(Stored entries)
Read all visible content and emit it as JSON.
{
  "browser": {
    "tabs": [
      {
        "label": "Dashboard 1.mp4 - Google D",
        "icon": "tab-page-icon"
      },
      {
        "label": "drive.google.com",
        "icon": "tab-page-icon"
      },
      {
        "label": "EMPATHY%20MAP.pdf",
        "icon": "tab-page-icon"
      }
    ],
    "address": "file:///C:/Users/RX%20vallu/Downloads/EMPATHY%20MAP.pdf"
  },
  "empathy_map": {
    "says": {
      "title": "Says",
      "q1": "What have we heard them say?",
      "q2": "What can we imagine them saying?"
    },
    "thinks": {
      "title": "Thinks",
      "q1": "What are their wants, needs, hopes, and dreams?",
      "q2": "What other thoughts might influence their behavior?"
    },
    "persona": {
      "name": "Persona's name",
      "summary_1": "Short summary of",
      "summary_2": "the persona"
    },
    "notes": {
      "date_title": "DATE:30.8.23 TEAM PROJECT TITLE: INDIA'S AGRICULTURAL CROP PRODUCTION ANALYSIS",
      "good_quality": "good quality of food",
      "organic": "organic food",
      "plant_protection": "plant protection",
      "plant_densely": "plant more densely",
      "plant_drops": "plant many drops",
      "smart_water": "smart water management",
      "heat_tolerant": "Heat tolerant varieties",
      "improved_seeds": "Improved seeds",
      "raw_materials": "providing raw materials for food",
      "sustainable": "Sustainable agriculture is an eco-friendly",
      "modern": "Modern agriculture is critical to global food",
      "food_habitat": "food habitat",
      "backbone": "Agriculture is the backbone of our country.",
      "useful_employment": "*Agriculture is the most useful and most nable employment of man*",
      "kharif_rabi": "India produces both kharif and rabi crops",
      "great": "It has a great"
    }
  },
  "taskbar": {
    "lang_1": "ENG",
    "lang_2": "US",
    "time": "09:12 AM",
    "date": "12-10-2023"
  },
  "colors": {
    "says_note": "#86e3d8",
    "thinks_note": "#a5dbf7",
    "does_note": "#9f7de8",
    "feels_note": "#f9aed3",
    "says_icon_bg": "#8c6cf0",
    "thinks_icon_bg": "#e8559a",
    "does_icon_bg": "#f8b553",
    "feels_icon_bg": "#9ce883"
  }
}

...

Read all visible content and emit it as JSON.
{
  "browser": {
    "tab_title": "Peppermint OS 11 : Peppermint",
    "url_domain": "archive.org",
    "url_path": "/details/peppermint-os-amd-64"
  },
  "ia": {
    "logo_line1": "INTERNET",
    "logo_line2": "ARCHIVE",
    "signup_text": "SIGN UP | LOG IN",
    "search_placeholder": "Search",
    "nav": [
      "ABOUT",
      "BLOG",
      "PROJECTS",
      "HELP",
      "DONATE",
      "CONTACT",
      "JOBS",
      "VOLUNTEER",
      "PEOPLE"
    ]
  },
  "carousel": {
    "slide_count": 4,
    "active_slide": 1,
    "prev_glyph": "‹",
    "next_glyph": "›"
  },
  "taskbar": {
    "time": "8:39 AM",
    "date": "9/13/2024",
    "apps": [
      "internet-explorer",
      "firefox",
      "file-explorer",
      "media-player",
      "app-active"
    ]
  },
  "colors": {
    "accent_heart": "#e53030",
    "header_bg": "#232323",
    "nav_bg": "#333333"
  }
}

[Work to do] Select all lines with the word "plant" from the entries above.

[Problem solution]
      "plant_protection": "plant protection",
      "plant_densely": "plant more densely",
      "plant_drops": "plant many drops",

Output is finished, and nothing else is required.